## REQUEST
Output the entries word for word. Omit images.

## SUPPLIED DATA
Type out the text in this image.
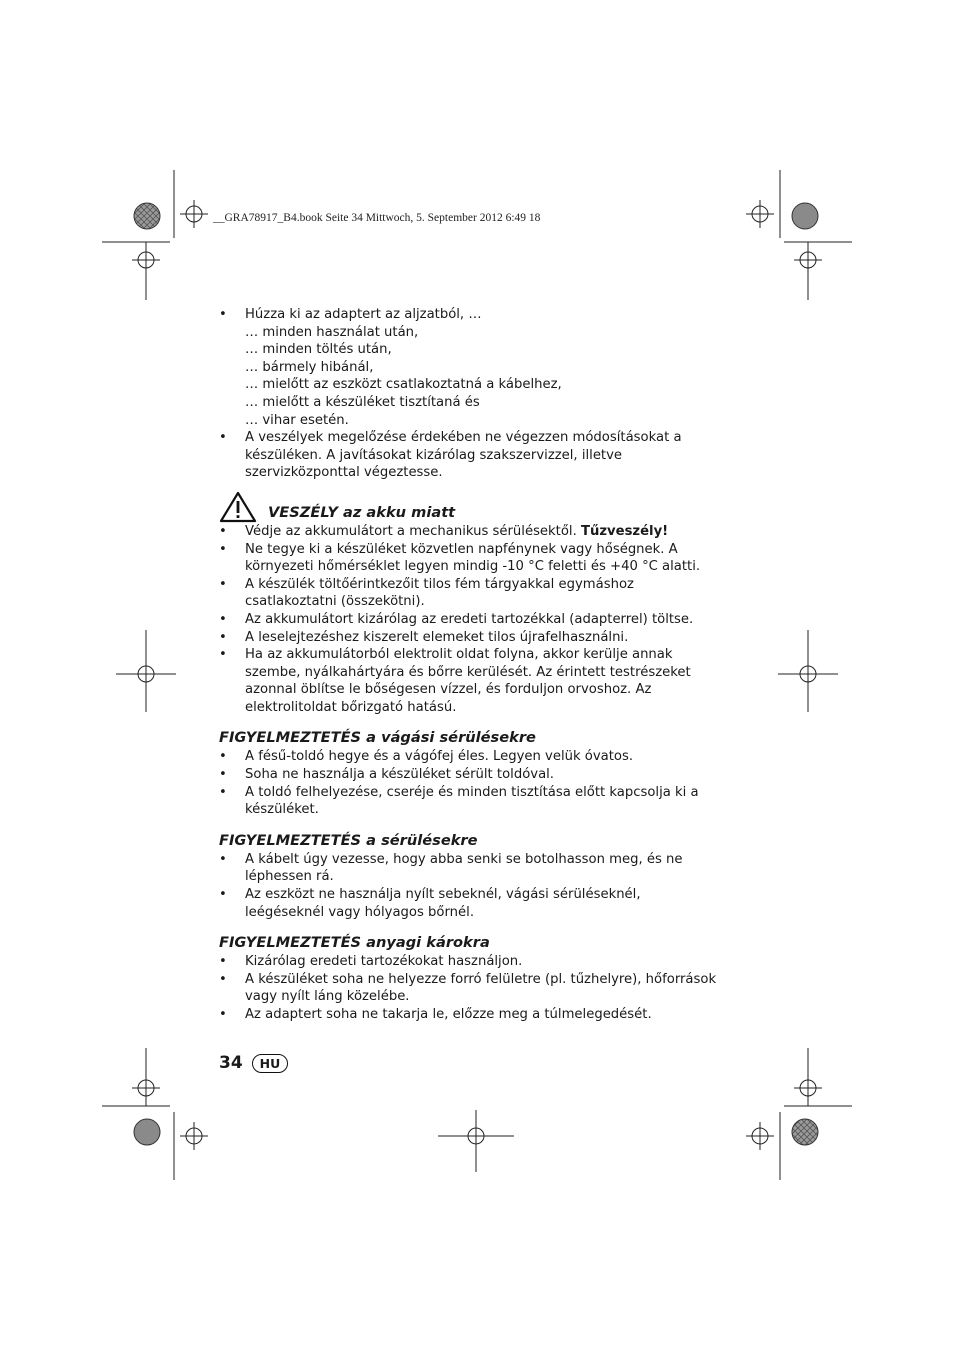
__GRA78917_B4.book Seite 34 Mittwoch, 5. September 2012 6:49 18
• Húzza ki az adaptert az aljzatból, …
… minden használat után,
… minden töltés után,
… bármely hibánál,
… mielőtt az eszközt csatlakoztatná a kábelhez,
… mielőtt a készüléket tisztítaná és
… vihar esetén.
• A veszélyek megelőzése érdekében ne végezzen módosításokat a készüléken. A javításokat kizárólag szakszervizzel, illetve szervizközponttal végeztesse.
VESZÉLY az akku miatt
• Védje az akkumulátort a mechanikus sérülésektől. Tűzveszély!
• Ne tegye ki a készüléket közvetlen napfénynek vagy hőségnek. A környezeti hőmérséklet legyen mindig -10 °C feletti és +40 °C alatti.
• A készülék töltőérintkezőit tilos fém tárgyakkal egymáshoz csatlakoztatni (összekötni).
• Az akkumulátort kizárólag az eredeti tartozékkal (adapterrel) töltse.
• A leselejtezéshez kiszerelt elemeket tilos újrafelhasználni.
• Ha az akkumulátorból elektrolit oldat folyna, akkor kerülje annak szembe, nyálkahártyára és bőrre kerülését. Az érintett testrészeket azonnal öblítse le bőségesen vízzel, és forduljon orvoshoz. Az elektrolitoldat bőrizgató hatású.
FIGYELMEZTETÉS a vágási sérülésekre
• A fésű-toldó hegye és a vágófej éles. Legyen velük óvatos.
• Soha ne használja a készüléket sérült toldóval.
• A toldó felhelyezése, cseréje és minden tisztítása előtt kapcsolja ki a készüléket.
FIGYELMEZTETÉS a sérülésekre
• A kábelt úgy vezesse, hogy abba senki se botolhasson meg, és ne léphessen rá.
• Az eszközt ne használja nyílt sebeknél, vágási sérüléseknél, leégéseknél vagy hólyagos bőrnél.
FIGYELMEZTETÉS anyagi károkra
• Kizárólag eredeti tartozékokat használjon.
• A készüléket soha ne helyezze forró felületre (pl. tűzhelyre), hőforrások vagy nyílt láng közelébe.
• Az adaptert soha ne takarja le, előzze meg a túlmelegedését.
34	HU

## CORRECT RESULT
Type out the text in this image.
__GRA78917_B4.book Seite 34 Mittwoch, 5. September 2012 6:49 18
• Húzza ki az adaptert az aljzatból, …
… minden használat után,
… minden töltés után,
… bármely hibánál,
… mielőtt az eszközt csatlakoztatná a kábelhez,
… mielőtt a készüléket tisztítaná és
… vihar esetén.
• A veszélyek megelőzése érdekében ne végezzen módosításokat a készüléken. A javításokat kizárólag szakszervizzel, illetve szervizközponttal végeztesse.
VESZÉLY az akku miatt
• Védje az akkumulátort a mechanikus sérülésektől. Tűzveszély!
• Ne tegye ki a készüléket közvetlen napfénynek vagy hőségnek. A környezeti hőmérséklet legyen mindig -10 °C feletti és +40 °C alatti.
• A készülék töltőérintkezőit tilos fém tárgyakkal egymáshoz csatlakoztatni (összekötni).
• Az akkumulátort kizárólag az eredeti tartozékkal (adapterrel) töltse.
• A leselejtezéshez kiszerelt elemeket tilos újrafelhasználni.
• Ha az akkumulátorból elektrolit oldat folyna, akkor kerülje annak szembe, nyálkahártyára és bőrre kerülését. Az érintett testrészeket azonnal öblítse le bőségesen vízzel, és forduljon orvoshoz. Az elektrolitoldat bőrizgató hatású.
FIGYELMEZTETÉS a vágási sérülésekre
• A fésű-toldó hegye és a vágófej éles. Legyen velük óvatos.
• Soha ne használja a készüléket sérült toldóval.
• A toldó felhelyezése, cseréje és minden tisztítása előtt kapcsolja ki a készüléket.
FIGYELMEZTETÉS a sérülésekre
• A kábelt úgy vezesse, hogy abba senki se botolhasson meg, és ne léphessen rá.
• Az eszközt ne használja nyílt sebeknél, vágási sérüléseknél, leégéseknél vagy hólyagos bőrnél.
FIGYELMEZTETÉS anyagi károkra
• Kizárólag eredeti tartozékokat használjon.
• A készüléket soha ne helyezze forró felületre (pl. tűzhelyre), hőforrások vagy nyílt láng közelébe.
• Az adaptert soha ne takarja le, előzze meg a túlmelegedését.
34	HU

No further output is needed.